» WRITTEN TASK: Duplicate the lines of the data below without alteration, beginning with the line that contains "input-combo[interactable]: OGRGeoJSON xyxy=(53,44,290,64)" and continuing through the line that contains "drop-existing-label[interactable]: Drop existing", including both of those lines.

(Dataset entries)

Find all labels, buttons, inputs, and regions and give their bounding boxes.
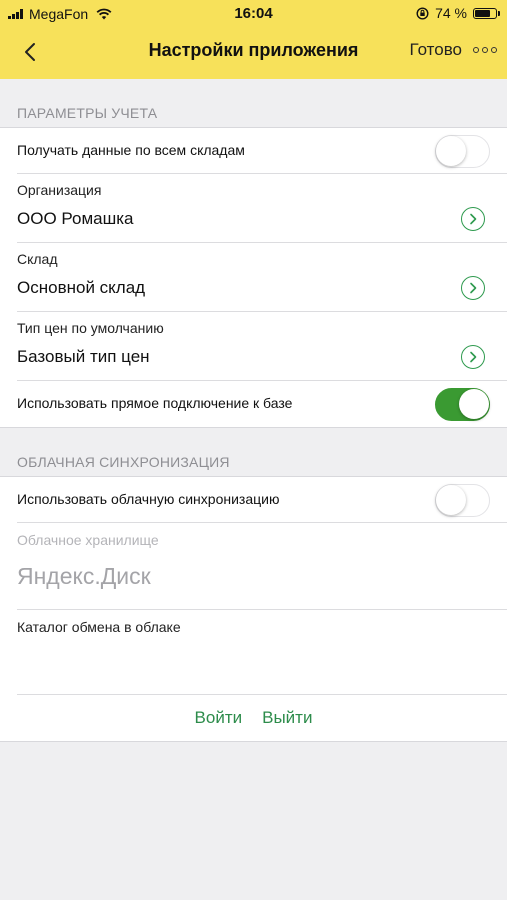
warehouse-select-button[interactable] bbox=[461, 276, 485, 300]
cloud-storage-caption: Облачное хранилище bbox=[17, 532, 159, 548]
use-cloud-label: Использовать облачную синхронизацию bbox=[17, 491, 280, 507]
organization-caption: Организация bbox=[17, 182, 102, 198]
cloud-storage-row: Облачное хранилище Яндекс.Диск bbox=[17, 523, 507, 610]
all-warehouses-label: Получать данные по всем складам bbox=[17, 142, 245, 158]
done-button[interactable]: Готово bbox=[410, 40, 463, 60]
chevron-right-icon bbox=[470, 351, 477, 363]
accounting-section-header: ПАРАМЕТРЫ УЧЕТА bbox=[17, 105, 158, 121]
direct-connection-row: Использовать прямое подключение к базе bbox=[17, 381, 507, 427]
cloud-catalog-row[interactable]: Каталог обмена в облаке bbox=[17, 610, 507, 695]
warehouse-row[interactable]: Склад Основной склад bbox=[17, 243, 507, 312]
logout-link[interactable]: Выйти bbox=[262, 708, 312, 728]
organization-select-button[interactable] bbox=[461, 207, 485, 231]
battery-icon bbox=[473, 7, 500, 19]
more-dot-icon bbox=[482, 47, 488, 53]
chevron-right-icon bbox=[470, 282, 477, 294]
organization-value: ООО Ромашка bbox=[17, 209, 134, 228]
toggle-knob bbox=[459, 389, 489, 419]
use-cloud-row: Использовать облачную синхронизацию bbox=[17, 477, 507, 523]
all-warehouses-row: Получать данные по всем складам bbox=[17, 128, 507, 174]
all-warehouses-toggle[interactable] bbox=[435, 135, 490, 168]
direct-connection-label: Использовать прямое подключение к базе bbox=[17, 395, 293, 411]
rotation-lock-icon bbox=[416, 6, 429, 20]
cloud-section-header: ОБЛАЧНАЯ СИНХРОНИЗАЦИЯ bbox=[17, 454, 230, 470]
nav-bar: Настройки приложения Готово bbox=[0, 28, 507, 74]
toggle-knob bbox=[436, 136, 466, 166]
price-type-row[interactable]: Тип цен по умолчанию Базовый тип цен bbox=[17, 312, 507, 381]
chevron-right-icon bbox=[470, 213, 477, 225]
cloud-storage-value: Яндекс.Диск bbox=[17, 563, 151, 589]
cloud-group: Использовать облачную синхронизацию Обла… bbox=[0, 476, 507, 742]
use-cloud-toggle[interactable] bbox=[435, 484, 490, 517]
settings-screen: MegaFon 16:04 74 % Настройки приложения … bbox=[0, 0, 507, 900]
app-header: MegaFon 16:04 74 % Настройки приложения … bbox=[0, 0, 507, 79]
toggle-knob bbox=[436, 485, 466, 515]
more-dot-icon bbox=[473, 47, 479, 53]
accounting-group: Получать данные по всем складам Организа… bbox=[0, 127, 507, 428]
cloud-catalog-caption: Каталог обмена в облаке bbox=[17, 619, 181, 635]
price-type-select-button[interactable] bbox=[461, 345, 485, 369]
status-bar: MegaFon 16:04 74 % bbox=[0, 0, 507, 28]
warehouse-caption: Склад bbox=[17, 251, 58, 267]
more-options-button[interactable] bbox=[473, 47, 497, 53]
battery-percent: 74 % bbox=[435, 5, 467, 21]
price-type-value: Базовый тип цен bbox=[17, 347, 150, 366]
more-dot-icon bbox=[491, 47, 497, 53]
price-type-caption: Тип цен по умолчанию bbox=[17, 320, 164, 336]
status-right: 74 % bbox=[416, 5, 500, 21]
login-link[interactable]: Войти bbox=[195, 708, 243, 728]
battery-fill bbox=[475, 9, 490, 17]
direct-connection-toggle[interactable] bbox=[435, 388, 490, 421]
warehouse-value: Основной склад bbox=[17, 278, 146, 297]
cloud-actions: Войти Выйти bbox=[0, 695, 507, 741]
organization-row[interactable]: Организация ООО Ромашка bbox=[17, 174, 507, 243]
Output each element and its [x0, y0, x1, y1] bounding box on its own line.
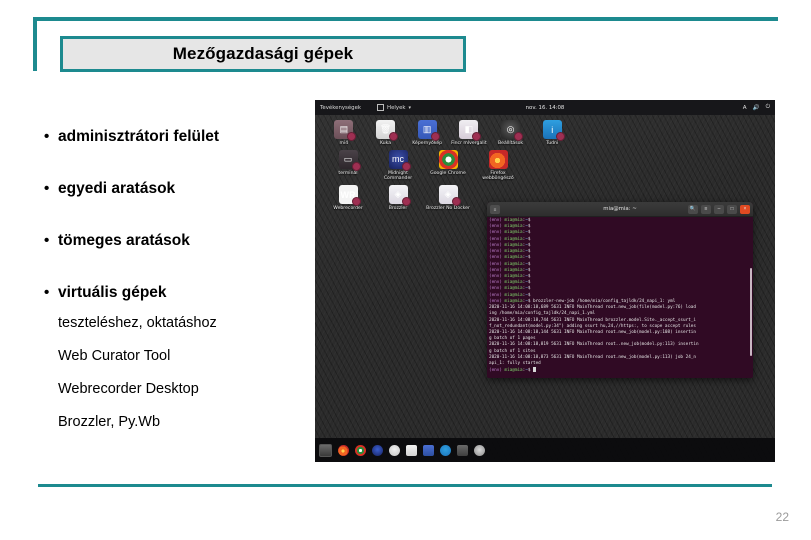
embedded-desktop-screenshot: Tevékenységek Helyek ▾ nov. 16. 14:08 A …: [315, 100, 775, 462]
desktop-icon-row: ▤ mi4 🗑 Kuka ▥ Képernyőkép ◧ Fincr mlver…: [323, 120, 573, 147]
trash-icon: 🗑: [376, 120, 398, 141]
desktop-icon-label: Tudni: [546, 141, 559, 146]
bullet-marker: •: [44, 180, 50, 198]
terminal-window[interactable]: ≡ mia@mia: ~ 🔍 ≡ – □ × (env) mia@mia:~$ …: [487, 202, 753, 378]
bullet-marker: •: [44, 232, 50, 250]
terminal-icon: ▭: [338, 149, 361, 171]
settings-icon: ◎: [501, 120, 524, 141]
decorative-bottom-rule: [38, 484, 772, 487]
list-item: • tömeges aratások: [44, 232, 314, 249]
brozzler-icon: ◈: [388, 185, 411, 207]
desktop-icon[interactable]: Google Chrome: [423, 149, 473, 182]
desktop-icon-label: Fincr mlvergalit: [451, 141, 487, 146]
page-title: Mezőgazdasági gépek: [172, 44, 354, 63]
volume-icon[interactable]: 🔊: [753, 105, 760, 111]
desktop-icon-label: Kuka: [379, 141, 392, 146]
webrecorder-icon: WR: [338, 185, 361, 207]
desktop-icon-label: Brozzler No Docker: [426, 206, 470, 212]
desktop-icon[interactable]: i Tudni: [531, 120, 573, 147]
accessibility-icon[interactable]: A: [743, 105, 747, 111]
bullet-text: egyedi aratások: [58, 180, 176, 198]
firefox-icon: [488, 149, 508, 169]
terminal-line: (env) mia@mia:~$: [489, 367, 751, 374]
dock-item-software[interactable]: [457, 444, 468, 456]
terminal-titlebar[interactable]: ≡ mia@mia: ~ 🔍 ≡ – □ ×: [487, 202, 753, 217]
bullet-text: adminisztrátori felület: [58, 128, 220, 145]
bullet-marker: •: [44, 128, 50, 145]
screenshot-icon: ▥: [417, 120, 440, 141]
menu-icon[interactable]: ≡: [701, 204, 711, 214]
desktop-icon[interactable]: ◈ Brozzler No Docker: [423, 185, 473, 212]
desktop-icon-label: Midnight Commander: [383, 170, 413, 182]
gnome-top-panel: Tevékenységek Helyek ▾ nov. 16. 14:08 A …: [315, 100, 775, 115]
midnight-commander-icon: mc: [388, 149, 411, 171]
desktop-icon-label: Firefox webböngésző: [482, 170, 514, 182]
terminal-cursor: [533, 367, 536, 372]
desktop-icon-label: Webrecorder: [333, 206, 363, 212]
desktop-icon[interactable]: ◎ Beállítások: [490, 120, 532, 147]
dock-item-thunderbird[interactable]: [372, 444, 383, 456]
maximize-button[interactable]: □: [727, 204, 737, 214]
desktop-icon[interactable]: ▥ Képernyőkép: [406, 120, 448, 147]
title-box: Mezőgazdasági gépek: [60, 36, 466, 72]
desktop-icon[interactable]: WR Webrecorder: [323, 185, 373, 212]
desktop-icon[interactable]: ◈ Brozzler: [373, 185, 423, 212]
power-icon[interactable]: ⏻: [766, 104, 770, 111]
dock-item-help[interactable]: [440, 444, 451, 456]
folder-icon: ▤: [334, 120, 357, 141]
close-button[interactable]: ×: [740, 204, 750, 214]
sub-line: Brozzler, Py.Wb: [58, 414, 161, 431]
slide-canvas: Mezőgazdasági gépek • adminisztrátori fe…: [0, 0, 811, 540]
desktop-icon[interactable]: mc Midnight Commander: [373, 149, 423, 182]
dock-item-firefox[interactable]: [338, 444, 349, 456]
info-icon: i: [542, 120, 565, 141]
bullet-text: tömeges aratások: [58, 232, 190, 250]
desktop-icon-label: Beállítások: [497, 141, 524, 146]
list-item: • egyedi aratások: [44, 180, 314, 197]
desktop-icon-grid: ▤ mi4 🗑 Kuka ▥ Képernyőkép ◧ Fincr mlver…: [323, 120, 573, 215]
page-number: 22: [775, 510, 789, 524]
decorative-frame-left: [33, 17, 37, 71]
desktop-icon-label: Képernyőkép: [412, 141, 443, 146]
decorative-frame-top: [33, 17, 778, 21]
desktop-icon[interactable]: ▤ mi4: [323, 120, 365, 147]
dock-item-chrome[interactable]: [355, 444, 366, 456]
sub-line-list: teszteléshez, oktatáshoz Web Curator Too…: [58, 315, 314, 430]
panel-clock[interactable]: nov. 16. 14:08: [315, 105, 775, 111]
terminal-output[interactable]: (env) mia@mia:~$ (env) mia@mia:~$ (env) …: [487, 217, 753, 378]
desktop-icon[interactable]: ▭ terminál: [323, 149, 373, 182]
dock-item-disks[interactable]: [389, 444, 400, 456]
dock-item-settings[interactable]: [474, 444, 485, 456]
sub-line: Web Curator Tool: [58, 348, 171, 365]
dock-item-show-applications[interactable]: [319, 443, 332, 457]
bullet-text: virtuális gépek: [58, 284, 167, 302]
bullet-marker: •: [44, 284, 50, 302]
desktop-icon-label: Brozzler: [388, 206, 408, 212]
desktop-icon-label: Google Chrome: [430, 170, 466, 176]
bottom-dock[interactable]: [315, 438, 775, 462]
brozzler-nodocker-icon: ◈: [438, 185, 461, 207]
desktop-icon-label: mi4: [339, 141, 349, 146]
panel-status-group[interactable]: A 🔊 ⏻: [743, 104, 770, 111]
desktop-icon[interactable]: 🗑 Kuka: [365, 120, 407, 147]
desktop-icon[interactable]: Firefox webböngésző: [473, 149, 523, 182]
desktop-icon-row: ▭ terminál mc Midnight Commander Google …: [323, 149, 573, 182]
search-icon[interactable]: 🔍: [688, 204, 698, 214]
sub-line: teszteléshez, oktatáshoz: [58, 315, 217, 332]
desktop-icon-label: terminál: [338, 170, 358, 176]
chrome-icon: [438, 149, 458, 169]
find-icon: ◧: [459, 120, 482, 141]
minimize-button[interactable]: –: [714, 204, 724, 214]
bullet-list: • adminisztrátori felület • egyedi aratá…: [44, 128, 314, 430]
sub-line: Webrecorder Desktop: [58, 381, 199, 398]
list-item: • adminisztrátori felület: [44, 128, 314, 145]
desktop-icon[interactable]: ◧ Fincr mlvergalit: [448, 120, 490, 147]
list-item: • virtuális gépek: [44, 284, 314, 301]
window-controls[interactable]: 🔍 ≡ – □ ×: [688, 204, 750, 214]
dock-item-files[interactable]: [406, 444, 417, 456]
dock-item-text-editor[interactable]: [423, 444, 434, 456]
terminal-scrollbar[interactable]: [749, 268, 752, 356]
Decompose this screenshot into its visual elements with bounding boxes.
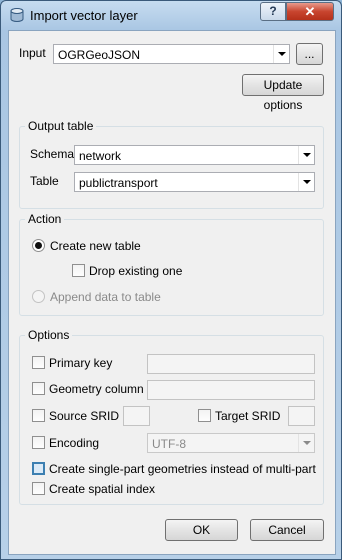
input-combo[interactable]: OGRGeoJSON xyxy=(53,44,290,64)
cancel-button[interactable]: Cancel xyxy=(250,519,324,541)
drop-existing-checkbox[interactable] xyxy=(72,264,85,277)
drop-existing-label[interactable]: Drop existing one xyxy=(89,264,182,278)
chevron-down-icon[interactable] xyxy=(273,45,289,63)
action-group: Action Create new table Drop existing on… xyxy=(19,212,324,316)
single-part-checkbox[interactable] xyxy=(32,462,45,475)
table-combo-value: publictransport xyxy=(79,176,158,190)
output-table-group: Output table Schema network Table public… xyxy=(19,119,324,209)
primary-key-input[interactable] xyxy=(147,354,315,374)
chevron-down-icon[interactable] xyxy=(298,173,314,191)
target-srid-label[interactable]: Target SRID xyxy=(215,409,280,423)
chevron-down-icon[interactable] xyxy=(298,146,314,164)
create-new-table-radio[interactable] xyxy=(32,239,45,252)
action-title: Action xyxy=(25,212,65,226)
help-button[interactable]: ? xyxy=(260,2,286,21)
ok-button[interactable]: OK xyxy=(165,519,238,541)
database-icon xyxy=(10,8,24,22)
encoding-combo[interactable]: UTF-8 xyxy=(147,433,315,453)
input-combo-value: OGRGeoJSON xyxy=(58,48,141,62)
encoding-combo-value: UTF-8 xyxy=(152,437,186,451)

» CORRECT RESPONSE:
input-combo[interactable]: OGRGeoJSON xyxy=(53,44,290,64)
cancel-button[interactable]: Cancel xyxy=(250,519,324,541)
drop-existing-checkbox[interactable] xyxy=(72,264,85,277)
drop-existing-label[interactable]: Drop existing one xyxy=(89,264,182,278)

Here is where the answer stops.